→ **Required work**: From the material below, list every line containing "JSON".

→ **Records for this exercise**:
* * *

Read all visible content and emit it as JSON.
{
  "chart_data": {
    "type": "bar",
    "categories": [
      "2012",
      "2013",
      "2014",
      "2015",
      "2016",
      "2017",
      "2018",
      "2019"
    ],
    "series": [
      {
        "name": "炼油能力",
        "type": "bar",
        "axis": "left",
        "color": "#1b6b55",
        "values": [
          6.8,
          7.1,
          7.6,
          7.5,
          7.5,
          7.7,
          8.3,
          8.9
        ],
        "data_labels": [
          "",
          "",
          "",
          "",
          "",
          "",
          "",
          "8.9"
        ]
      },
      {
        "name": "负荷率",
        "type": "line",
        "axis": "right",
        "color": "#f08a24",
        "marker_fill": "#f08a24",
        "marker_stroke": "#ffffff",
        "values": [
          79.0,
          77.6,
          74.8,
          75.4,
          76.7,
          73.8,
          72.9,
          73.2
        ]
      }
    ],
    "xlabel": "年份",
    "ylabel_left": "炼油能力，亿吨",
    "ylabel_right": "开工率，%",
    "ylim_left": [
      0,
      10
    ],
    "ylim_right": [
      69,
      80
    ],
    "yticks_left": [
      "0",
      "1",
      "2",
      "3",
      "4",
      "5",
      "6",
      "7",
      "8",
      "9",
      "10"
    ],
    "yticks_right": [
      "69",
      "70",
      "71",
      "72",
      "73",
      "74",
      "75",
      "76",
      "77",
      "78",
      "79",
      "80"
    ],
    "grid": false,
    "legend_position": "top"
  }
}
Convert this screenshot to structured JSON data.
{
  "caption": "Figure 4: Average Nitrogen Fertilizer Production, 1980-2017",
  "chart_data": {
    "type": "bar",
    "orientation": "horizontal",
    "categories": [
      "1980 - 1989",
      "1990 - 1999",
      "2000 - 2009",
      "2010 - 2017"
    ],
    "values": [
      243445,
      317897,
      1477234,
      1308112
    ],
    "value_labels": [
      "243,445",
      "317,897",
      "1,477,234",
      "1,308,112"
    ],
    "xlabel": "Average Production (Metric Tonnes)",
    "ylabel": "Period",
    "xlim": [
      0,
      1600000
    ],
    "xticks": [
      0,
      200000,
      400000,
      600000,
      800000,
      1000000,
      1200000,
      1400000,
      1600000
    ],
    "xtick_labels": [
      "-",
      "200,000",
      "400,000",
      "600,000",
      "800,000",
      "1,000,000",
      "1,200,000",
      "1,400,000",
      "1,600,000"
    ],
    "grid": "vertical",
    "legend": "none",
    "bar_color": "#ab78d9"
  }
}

* * *

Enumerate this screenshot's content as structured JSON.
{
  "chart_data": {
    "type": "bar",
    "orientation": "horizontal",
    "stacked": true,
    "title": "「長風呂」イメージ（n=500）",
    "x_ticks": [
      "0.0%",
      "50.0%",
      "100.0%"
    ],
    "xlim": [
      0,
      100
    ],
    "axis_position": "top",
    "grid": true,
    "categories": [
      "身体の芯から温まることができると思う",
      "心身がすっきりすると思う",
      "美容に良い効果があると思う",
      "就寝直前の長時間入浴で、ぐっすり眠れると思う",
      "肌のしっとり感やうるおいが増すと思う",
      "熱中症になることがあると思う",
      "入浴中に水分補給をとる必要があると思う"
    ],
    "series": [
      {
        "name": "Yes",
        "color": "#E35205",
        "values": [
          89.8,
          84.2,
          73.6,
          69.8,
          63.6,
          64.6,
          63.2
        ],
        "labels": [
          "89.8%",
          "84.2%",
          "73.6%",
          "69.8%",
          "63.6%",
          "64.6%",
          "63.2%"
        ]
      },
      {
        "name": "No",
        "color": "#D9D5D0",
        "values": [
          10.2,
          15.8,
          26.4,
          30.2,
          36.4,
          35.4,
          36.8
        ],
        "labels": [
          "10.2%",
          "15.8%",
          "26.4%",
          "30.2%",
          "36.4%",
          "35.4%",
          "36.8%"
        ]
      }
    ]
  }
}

* * *

→ **Task response**:
Read all visible content and emit it as JSON.
Convert this screenshot to structured JSON data.
Enumerate this screenshot's content as structured JSON.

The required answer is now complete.